> [Exercise requirements] Report only the number of lines in this material that include "https".

> [Extracted data entries]

----------

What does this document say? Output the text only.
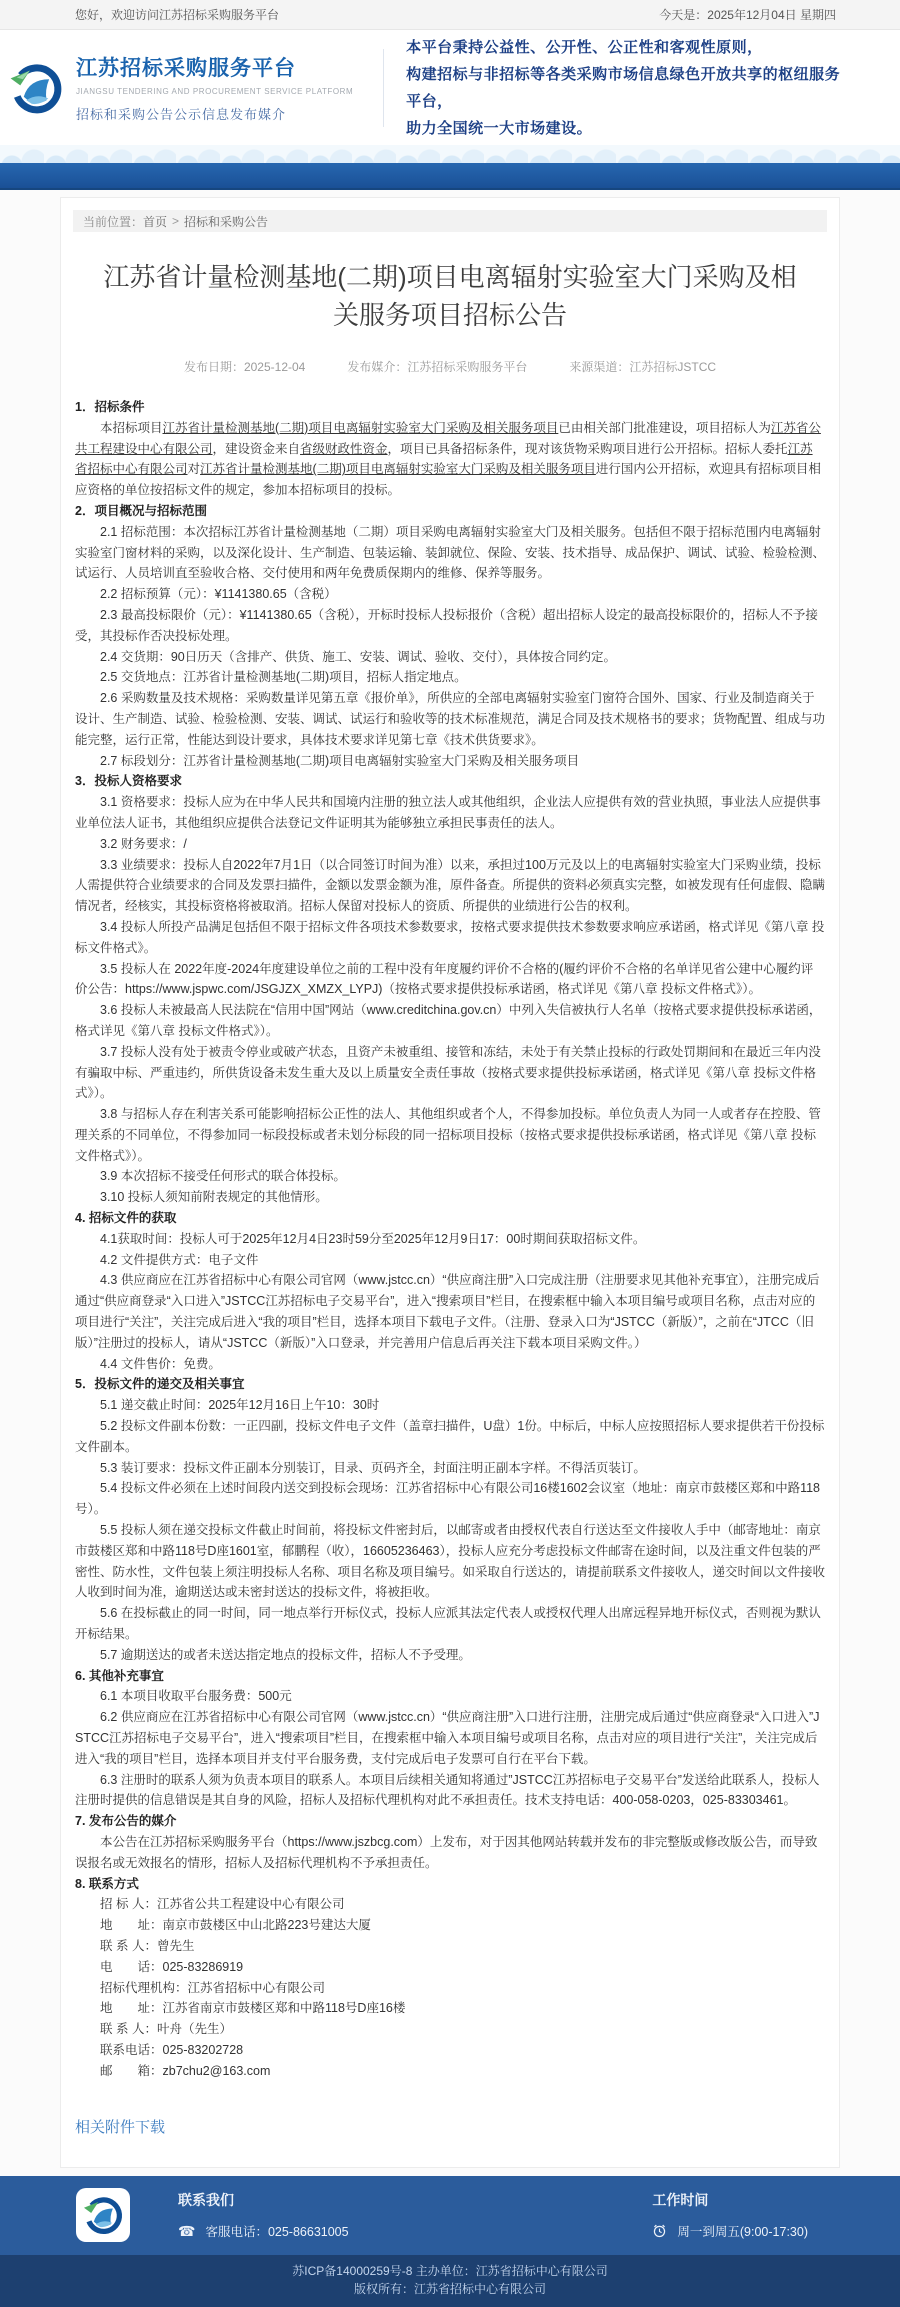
您好，欢迎访问江苏招标采购服务平台	今天是：2025年12月04日 星期四
江苏招标采购服务平台
JIANGSU TENDERING AND PROCUREMENT SERVICE PLATFORM
招标和采购公告公示信息发布媒介
本平台秉持公益性、公开性、公正性和客观性原则，
构建招标与非招标等各类采购市场信息绿色开放共享的枢纽服务平台，
助力全国统一大市场建设。
当前位置： 首页 > 招标和采购公告
江苏省计量检测基地(二期)项目电离辐射实验室大门采购及相关服务项目招标公告
发布日期：2025-12-04	发布媒介：江苏招标采购服务平台	来源渠道：江苏招标JSTCC
1．招标条件

本招标项目江苏省计量检测基地(二期)项目电离辐射实验室大门采购及相关服务项目已由相关部门批准建设，项目招标人为江苏省公共工程建设中心有限公司，建设资金来自省级财政性资金，项目已具备招标条件，现对该货物采购项目进行公开招标。招标人委托江苏省招标中心有限公司对江苏省计量检测基地(二期)项目电离辐射实验室大门采购及相关服务项目进行国内公开招标，欢迎具有招标项目相应资格的单位按招标文件的规定，参加本招标项目的投标。

2．项目概况与招标范围

2.1 招标范围：本次招标江苏省计量检测基地（二期）项目采购电离辐射实验室大门及相关服务。包括但不限于招标范围内电离辐射实验室门窗材料的采购，以及深化设计、生产制造、包装运输、装卸就位、保险、安装、技术指导、成品保护、调试、试验、检验检测、试运行、人员培训直至验收合格、交付使用和两年免费质保期内的维修、保养等服务。

2.2 招标预算（元）：¥1141380.65（含税）

2.3 最高投标限价（元）：¥1141380.65（含税），开标时投标人投标报价（含税）超出招标人设定的最高投标限价的，招标人不予接受，其投标作否决投标处理。

2.4 交货期：90日历天（含排产、供货、施工、安装、调试、验收、交付），具体按合同约定。

2.5 交货地点：江苏省计量检测基地(二期)项目，招标人指定地点。

2.6 采购数量及技术规格：采购数量详见第五章《报价单》，所供应的全部电离辐射实验室门窗符合国外、国家、行业及制造商关于设计、生产制造、试验、检验检测、安装、调试、试运行和验收等的技术标准规范，满足合同及技术规格书的要求；货物配置、组成与功能完整，运行正常，性能达到设计要求，具体技术要求详见第七章《技术供货要求》。

2.7 标段划分：江苏省计量检测基地(二期)项目电离辐射实验室大门采购及相关服务项目

3．投标人资格要求

3.1 资格要求：投标人应为在中华人民共和国境内注册的独立法人或其他组织，企业法人应提供有效的营业执照，事业法人应提供事业单位法人证书，其他组织应提供合法登记文件证明其为能够独立承担民事责任的法人。

3.2 财务要求：/

3.3 业绩要求：投标人自2022年7月1日（以合同签订时间为准）以来，承担过100万元及以上的电离辐射实验室大门采购业绩，投标人需提供符合业绩要求的合同及发票扫描件，金额以发票金额为准，原件备查。所提供的资料必须真实完整，如被发现有任何虚假、隐瞒情况者，经核实，其投标资格将被取消。招标人保留对投标人的资质、所提供的业绩进行公告的权利。

3.4 投标人所投产品满足包括但不限于招标文件各项技术参数要求，按格式要求提供技术参数要求响应承诺函，格式详见《第八章 投标文件格式》。

3.5 投标人在 2022年度-2024年度建设单位之前的工程中没有年度履约评价不合格的(履约评价不合格的名单详见省公建中心履约评价公告：https://www.jspwc.com/JSGJZX_XMZX_LYPJ)（按格式要求提供投标承诺函，格式详见《第八章 投标文件格式》）。

3.6 投标人未被最高人民法院在“信用中国”网站（www.creditchina.gov.cn）中列入失信被执行人名单（按格式要求提供投标承诺函，格式详见《第八章 投标文件格式》）。

3.7 投标人没有处于被责令停业或破产状态，且资产未被重组、接管和冻结，未处于有关禁止投标的行政处罚期间和在最近三年内没有骗取中标、严重违约，所供货设备未发生重大及以上质量安全责任事故（按格式要求提供投标承诺函，格式详见《第八章 投标文件格式》）。

3.8 与招标人存在利害关系可能影响招标公正性的法人、其他组织或者个人，不得参加投标。单位负责人为同一人或者存在控股、管理关系的不同单位，不得参加同一标段投标或者未划分标段的同一招标项目投标（按格式要求提供投标承诺函，格式详见《第八章 投标文件格式》）。

3.9 本次招标不接受任何形式的联合体投标。

3.10 投标人须知前附表规定的其他情形。

4. 招标文件的获取

4.1获取时间：投标人可于2025年12月4日23时59分至2025年12月9日17：00时期间获取招标文件。

4.2 文件提供方式：电子文件

4.3 供应商应在江苏省招标中心有限公司官网（www.jstcc.cn）“供应商注册”入口完成注册（注册要求见其他补充事宜），注册完成后通过“供应商登录“入口进入”JSTCC江苏招标电子交易平台”，进入“搜索项目”栏目，在搜索框中输入本项目编号或项目名称，点击对应的项目进行“关注”，关注完成后进入“我的项目”栏目，选择本项目下载电子文件。（注册、登录入口为“JSTCC（新版）”，之前在“JTCC（旧版）”注册过的投标人，请从“JSTCC（新版）”入口登录，并完善用户信息后再关注下载本项目采购文件。）

4.4 文件售价：免费。

5．投标文件的递交及相关事宜

5.1 递交截止时间：2025年12月16日上午10：30时

5.2 投标文件副本份数：一正四副，投标文件电子文件（盖章扫描件，U盘）1份。中标后，中标人应按照招标人要求提供若干份投标文件副本。

5.3 装订要求：投标文件正副本分别装订，目录、页码齐全，封面注明正副本字样。不得活页装订。

5.4 投标文件必须在上述时间段内送交到投标会现场：江苏省招标中心有限公司16楼1602会议室（地址：南京市鼓楼区郑和中路118号）。

5.5 投标人须在递交投标文件截止时间前，将投标文件密封后，以邮寄或者由授权代表自行送达至文件接收人手中（邮寄地址：南京市鼓楼区郑和中路118号D座1601室，郁鹏程（收），16605236463），投标人应充分考虑投标文件邮寄在途时间，以及注重文件包装的严密性、防水性，文件包装上须注明投标人名称、项目名称及项目编号。如采取自行送达的，请提前联系文件接收人，递交时间以文件接收人收到时间为准，逾期送达或未密封送达的投标文件，将被拒收。

5.6 在投标截止的同一时间，同一地点举行开标仪式，投标人应派其法定代表人或授权代理人出席远程异地开标仪式，否则视为默认开标结果。

5.7 逾期送达的或者未送达指定地点的投标文件，招标人不予受理。

6. 其他补充事宜

6.1 本项目收取平台服务费：500元

6.2 供应商应在江苏省招标中心有限公司官网（www.jstcc.cn）“供应商注册”入口进行注册，注册完成后通过“供应商登录“入口进入”JSTCC江苏招标电子交易平台”，进入“搜索项目”栏目，在搜索框中输入本项目编号或项目名称，点击对应的项目进行“关注”，关注完成后进入“我的项目”栏目，选择本项目并支付平台服务费，支付完成后电子发票可自行在平台下载。

6.3 注册时的联系人须为负责本项目的联系人。本项目后续相关通知将通过”JSTCC江苏招标电子交易平台”发送给此联系人，投标人注册时提供的信息错误是其自身的风险，招标人及招标代理机构对此不承担责任。技术支持电话：400-058-0203，025-83303461。

7. 发布公告的媒介

本公告在江苏招标采购服务平台（https://www.jszbcg.com）上发布，对于因其他网站转载并发布的非完整版或修改版公告，而导致误报名或无效报名的情形，招标人及招标代理机构不予承担责任。

8. 联系方式

招 标 人：江苏省公共工程建设中心有限公司

地　　址：南京市鼓楼区中山北路223号建达大厦

联 系 人：曾先生

电　　话：025-83286919

招标代理机构：江苏省招标中心有限公司

地　　址：江苏省南京市鼓楼区郑和中路118号D座16楼

联 系 人：叶舟（先生）

联系电话：025-83202728

邮　　箱：zb7chu2@163.com

相关附件下载
联系我们
☎ 客服电话：025-86631005
工作时间
周一到周五(9:00-17:30)
苏ICP备14000259号-8 主办单位：江苏省招标中心有限公司
版权所有：江苏省招标中心有限公司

----------

> [Result below] 2